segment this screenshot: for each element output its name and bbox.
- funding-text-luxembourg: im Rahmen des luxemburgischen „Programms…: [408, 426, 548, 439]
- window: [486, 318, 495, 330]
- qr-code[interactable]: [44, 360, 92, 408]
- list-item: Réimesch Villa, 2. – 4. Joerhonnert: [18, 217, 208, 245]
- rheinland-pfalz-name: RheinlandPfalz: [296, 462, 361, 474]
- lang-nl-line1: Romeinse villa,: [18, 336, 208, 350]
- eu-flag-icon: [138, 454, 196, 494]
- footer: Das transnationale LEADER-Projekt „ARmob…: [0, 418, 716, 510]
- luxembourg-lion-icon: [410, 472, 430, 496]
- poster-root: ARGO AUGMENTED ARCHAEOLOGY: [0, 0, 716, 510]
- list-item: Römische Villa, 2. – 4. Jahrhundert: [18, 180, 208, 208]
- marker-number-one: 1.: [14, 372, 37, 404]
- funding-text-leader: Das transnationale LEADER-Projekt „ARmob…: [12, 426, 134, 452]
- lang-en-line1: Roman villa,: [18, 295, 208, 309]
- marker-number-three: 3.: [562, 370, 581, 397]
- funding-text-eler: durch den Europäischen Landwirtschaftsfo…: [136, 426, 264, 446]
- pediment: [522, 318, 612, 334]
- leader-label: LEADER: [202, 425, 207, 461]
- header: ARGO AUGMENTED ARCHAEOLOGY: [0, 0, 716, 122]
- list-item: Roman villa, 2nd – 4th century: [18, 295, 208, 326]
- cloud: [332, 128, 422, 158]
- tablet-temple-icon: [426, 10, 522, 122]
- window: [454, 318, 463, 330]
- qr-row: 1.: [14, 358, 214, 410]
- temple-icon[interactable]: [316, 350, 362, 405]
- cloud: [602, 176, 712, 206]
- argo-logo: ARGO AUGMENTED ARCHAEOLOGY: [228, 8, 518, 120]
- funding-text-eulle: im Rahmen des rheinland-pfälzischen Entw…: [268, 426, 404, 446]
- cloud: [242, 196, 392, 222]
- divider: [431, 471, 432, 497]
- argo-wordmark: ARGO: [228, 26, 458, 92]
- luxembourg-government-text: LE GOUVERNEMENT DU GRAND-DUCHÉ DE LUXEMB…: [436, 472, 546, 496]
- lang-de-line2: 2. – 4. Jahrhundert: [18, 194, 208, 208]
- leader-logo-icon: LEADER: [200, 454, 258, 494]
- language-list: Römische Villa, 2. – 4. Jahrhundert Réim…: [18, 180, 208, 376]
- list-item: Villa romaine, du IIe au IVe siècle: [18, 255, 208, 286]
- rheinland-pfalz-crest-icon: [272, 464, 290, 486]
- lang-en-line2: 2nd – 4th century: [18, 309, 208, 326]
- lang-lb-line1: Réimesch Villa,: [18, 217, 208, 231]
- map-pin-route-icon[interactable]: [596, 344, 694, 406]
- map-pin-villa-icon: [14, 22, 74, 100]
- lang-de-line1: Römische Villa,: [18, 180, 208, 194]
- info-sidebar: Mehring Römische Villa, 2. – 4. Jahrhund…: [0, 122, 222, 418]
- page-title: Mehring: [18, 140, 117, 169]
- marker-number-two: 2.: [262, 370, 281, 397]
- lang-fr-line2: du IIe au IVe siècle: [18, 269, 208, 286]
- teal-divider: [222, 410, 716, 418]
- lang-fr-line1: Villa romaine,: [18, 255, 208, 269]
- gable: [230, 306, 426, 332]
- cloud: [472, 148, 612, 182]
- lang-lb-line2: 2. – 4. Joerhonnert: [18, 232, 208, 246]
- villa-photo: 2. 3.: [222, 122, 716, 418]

::::::

#### What is asked:
Edit these rows by replacing "cloud" with "cloud-shape" everywhere it appears, and leave everything else unchanged.

#### Result:
segment this screenshot: for each element output its name and bbox.
- funding-text-luxembourg: im Rahmen des luxemburgischen „Programms…: [408, 426, 548, 439]
- window: [486, 318, 495, 330]
- qr-code[interactable]: [44, 360, 92, 408]
- list-item: Réimesch Villa, 2. – 4. Joerhonnert: [18, 217, 208, 245]
- rheinland-pfalz-name: RheinlandPfalz: [296, 462, 361, 474]
- lang-nl-line1: Romeinse villa,: [18, 336, 208, 350]
- eu-flag-icon: [138, 454, 196, 494]
- footer: Das transnationale LEADER-Projekt „ARmob…: [0, 418, 716, 510]
- luxembourg-lion-icon: [410, 472, 430, 496]
- poster-root: ARGO AUGMENTED ARCHAEOLOGY: [0, 0, 716, 510]
- list-item: Römische Villa, 2. – 4. Jahrhundert: [18, 180, 208, 208]
- marker-number-one: 1.: [14, 372, 37, 404]
- funding-text-leader: Das transnationale LEADER-Projekt „ARmob…: [12, 426, 134, 452]
- lang-en-line1: Roman villa,: [18, 295, 208, 309]
- marker-number-three: 3.: [562, 370, 581, 397]
- funding-text-eler: durch den Europäischen Landwirtschaftsfo…: [136, 426, 264, 446]
- pediment: [522, 318, 612, 334]
- leader-label: LEADER: [202, 425, 207, 461]
- header: ARGO AUGMENTED ARCHAEOLOGY: [0, 0, 716, 122]
- list-item: Roman villa, 2nd – 4th century: [18, 295, 208, 326]
- cloud-shape: [332, 128, 422, 158]
- tablet-temple-icon: [426, 10, 522, 122]
- window: [454, 318, 463, 330]
- qr-row: 1.: [14, 358, 214, 410]
- temple-icon[interactable]: [316, 350, 362, 405]
- cloud-shape: [602, 176, 712, 206]
- argo-logo: ARGO AUGMENTED ARCHAEOLOGY: [228, 8, 518, 120]
- funding-text-eulle: im Rahmen des rheinland-pfälzischen Entw…: [268, 426, 404, 446]
- cloud-shape: [242, 196, 392, 222]
- divider: [431, 471, 432, 497]
- argo-wordmark: ARGO: [228, 26, 458, 92]
- luxembourg-government-text: LE GOUVERNEMENT DU GRAND-DUCHÉ DE LUXEMB…: [436, 472, 546, 496]
- lang-de-line2: 2. – 4. Jahrhundert: [18, 194, 208, 208]
- leader-logo-icon: LEADER: [200, 454, 258, 494]
- language-list: Römische Villa, 2. – 4. Jahrhundert Réim…: [18, 180, 208, 376]
- list-item: Villa romaine, du IIe au IVe siècle: [18, 255, 208, 286]
- rheinland-pfalz-crest-icon: [272, 464, 290, 486]
- lang-en-line2: 2nd – 4th century: [18, 309, 208, 326]
- lang-lb-line1: Réimesch Villa,: [18, 217, 208, 231]
- map-pin-route-icon[interactable]: [596, 344, 694, 406]
- map-pin-villa-icon: [14, 22, 74, 100]
- lang-de-line1: Römische Villa,: [18, 180, 208, 194]
- info-sidebar: Mehring Römische Villa, 2. – 4. Jahrhund…: [0, 122, 222, 418]
- page-title: Mehring: [18, 140, 117, 169]
- marker-number-two: 2.: [262, 370, 281, 397]
- lang-fr-line2: du IIe au IVe siècle: [18, 269, 208, 286]
- teal-divider: [222, 410, 716, 418]
- lang-fr-line1: Villa romaine,: [18, 255, 208, 269]
- gable: [230, 306, 426, 332]
- cloud-shape: [472, 148, 612, 182]
- lang-lb-line2: 2. – 4. Joerhonnert: [18, 232, 208, 246]
- villa-photo: 2. 3.: [222, 122, 716, 418]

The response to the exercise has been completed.